START Text under study

LovingMyLiver · 09/09/2023 22:08

I'll tell you what though? I'll happily ask a woman if she's got kids but if the answer is no? NEVER ASK WHY. You don't know what you're stepping on. The fact is most women do want children. So don't risk picking at someone's scabs.

Saverage · 10/09/2023 16:54

I used to say 'No...never met the right person'. Then I thought why am I explaining myself to sometimes near strangers. So now to 'do you have children' I just say 'no', and change the subject or ask if they have any (though they've usually mentioned them by this point).

The most elegant reply I heard was a lady in her 70s. A boisterous same age grandmother asked her about whether she had kids and grandkids, and the lady gazed into the distance and said dreamily, 'Oh no...we decided we'd rather not. I fancied working in Botswana so did that instead'. Though just the first sentence, without Botswana, works equally well.

END Text under study
START Information shown

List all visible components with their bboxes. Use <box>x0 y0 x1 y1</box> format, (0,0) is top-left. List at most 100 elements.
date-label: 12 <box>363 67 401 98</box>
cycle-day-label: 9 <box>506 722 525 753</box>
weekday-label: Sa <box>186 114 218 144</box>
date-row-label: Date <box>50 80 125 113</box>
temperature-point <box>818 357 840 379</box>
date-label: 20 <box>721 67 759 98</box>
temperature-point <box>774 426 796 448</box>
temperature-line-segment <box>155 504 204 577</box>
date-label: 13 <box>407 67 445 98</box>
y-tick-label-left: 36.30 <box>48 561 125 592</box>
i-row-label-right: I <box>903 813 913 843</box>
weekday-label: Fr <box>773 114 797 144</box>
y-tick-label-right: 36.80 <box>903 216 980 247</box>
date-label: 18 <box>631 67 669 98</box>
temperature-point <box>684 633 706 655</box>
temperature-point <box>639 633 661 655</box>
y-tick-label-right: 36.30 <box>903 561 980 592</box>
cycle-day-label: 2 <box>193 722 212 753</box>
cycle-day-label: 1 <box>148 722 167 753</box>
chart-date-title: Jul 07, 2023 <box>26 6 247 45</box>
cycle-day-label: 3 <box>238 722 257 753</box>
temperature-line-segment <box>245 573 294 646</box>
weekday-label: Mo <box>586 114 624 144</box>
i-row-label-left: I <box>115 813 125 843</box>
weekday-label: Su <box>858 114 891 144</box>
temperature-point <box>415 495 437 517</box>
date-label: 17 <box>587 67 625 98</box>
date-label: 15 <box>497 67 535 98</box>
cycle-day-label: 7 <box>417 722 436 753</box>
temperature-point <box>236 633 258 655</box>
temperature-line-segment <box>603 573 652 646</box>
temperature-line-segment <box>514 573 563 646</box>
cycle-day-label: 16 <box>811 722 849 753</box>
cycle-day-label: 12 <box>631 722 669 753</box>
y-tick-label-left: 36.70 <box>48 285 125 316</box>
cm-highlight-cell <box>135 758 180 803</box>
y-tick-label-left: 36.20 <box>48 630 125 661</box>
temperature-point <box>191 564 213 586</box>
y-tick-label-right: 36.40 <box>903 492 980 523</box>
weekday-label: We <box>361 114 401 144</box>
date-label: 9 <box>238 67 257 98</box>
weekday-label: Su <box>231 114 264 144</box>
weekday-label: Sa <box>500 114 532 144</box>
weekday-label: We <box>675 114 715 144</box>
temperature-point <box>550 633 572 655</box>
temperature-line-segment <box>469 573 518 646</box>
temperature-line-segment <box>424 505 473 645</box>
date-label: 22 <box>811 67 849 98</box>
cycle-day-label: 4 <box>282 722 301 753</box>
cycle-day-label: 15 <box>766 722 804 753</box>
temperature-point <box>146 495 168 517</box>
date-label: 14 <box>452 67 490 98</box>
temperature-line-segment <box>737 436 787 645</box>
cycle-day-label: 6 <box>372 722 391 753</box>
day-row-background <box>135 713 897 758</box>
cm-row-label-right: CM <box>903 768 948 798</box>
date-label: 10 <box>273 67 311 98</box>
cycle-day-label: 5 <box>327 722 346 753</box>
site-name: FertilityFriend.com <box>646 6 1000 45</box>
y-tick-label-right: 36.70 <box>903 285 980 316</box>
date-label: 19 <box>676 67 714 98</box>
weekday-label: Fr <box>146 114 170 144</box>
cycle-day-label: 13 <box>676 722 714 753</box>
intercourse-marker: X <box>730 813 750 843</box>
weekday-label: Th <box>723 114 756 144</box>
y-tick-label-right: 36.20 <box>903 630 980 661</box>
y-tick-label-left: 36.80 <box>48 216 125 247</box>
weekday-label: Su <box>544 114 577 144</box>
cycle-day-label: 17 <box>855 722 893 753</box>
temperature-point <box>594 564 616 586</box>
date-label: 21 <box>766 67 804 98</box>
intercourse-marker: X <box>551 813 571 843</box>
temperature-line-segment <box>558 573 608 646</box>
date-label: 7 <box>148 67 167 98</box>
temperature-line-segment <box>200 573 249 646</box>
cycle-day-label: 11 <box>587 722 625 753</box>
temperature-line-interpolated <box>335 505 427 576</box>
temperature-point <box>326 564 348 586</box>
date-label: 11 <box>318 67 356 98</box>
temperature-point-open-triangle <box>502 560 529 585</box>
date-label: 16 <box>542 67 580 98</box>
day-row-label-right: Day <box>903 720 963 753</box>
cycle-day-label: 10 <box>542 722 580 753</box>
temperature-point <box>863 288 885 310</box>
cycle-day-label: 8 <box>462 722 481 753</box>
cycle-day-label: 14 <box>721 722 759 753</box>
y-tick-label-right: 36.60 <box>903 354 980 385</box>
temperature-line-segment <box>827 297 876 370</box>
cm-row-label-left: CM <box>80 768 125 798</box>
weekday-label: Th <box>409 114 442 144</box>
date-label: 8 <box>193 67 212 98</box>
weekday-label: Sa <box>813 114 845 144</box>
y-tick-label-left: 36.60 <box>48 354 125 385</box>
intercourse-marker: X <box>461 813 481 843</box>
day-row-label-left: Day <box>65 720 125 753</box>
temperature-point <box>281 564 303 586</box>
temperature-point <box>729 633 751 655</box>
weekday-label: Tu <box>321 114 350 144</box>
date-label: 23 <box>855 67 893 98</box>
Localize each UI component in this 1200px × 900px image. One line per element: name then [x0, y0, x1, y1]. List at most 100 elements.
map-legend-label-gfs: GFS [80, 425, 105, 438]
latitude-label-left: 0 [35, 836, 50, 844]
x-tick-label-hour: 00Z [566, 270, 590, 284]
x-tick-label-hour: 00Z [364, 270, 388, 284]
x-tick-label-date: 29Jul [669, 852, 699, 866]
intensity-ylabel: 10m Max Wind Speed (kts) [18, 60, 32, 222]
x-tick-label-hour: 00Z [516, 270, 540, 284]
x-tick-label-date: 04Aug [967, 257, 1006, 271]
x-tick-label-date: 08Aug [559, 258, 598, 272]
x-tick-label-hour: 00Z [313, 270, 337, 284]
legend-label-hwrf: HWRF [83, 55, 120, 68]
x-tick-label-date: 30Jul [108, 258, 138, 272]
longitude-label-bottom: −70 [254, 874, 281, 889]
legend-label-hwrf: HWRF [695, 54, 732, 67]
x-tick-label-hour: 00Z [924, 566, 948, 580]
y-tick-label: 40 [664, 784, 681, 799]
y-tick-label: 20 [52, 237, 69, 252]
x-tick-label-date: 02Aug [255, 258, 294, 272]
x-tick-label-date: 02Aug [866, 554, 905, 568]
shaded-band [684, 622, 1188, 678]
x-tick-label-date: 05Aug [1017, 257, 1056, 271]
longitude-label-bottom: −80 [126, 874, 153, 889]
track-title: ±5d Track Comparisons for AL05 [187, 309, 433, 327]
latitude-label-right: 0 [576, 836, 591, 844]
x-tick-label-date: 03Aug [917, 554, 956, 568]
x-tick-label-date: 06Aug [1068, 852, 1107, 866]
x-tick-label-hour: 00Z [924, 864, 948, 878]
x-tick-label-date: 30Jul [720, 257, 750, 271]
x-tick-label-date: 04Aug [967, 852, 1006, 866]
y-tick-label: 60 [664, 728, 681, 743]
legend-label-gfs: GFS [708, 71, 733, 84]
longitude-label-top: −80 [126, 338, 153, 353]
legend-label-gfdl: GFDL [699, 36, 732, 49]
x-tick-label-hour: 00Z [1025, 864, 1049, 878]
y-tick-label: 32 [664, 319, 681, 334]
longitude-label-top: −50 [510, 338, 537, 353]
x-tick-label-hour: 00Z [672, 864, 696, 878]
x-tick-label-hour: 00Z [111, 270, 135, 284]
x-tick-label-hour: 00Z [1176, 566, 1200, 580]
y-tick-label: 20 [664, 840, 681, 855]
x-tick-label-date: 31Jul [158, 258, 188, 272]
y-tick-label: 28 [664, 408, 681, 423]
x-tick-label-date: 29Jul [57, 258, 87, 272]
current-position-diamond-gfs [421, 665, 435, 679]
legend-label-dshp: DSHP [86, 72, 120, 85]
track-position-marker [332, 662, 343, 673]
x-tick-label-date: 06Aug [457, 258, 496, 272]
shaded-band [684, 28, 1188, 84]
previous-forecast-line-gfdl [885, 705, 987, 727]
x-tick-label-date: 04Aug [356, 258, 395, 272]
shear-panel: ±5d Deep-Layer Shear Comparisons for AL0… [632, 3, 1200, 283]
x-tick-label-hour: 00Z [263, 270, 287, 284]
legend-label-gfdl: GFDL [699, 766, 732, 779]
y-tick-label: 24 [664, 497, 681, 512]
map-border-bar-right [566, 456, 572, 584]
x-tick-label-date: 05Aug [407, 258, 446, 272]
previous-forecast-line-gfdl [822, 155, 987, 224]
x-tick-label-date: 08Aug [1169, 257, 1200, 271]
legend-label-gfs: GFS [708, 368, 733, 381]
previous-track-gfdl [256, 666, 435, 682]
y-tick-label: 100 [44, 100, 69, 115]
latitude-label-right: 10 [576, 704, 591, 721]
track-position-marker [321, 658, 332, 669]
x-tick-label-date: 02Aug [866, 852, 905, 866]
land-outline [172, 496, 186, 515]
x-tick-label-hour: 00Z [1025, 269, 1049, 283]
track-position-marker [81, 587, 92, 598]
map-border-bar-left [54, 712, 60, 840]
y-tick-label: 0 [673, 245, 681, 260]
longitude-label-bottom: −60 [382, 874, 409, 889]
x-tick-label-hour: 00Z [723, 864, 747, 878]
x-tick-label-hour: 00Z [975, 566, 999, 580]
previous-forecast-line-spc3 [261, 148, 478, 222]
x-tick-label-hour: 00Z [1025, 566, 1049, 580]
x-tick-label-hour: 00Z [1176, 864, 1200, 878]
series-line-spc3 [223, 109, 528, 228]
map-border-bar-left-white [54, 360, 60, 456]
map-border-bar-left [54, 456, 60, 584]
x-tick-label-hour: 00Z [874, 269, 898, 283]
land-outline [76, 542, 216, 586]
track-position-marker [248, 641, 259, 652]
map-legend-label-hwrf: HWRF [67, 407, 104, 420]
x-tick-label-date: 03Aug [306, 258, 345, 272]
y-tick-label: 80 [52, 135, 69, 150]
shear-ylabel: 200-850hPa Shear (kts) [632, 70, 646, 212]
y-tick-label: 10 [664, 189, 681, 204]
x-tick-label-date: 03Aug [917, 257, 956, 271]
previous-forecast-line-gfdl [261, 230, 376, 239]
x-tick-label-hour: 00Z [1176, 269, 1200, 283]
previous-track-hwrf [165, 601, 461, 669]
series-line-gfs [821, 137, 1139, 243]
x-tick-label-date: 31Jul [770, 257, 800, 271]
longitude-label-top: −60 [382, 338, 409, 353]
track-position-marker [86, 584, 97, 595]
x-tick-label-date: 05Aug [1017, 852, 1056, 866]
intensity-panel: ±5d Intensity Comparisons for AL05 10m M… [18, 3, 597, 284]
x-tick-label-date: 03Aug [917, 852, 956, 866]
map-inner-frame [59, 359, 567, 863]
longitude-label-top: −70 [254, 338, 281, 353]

END Information shown

Task to complete:
Copy out the forum posts about asking women whether they have children, word for word and in full.

Written response:
LovingMyLiver · 09/09/2023 22:08

I'll tell you what though? I'll happily ask a woman if she's got kids but if the answer is no? NEVER ASK WHY. You don't know what you're stepping on. The fact is most women do want children. So don't risk picking at someone's scabs.

Saverage · 10/09/2023 16:54

I used to say 'No...never met the right person'. Then I thought why am I explaining myself to sometimes near strangers. So now to 'do you have children' I just say 'no', and change the subject or ask if they have any (though they've usually mentioned them by this point).

The most elegant reply I heard was a lady in her 70s. A boisterous same age grandmother asked her about whether she had kids and grandkids, and the lady gazed into the distance and said dreamily, 'Oh no...we decided we'd rather not. I fancied working in Botswana so did that instead'. Though just the first sentence, without Botswana, works equally well.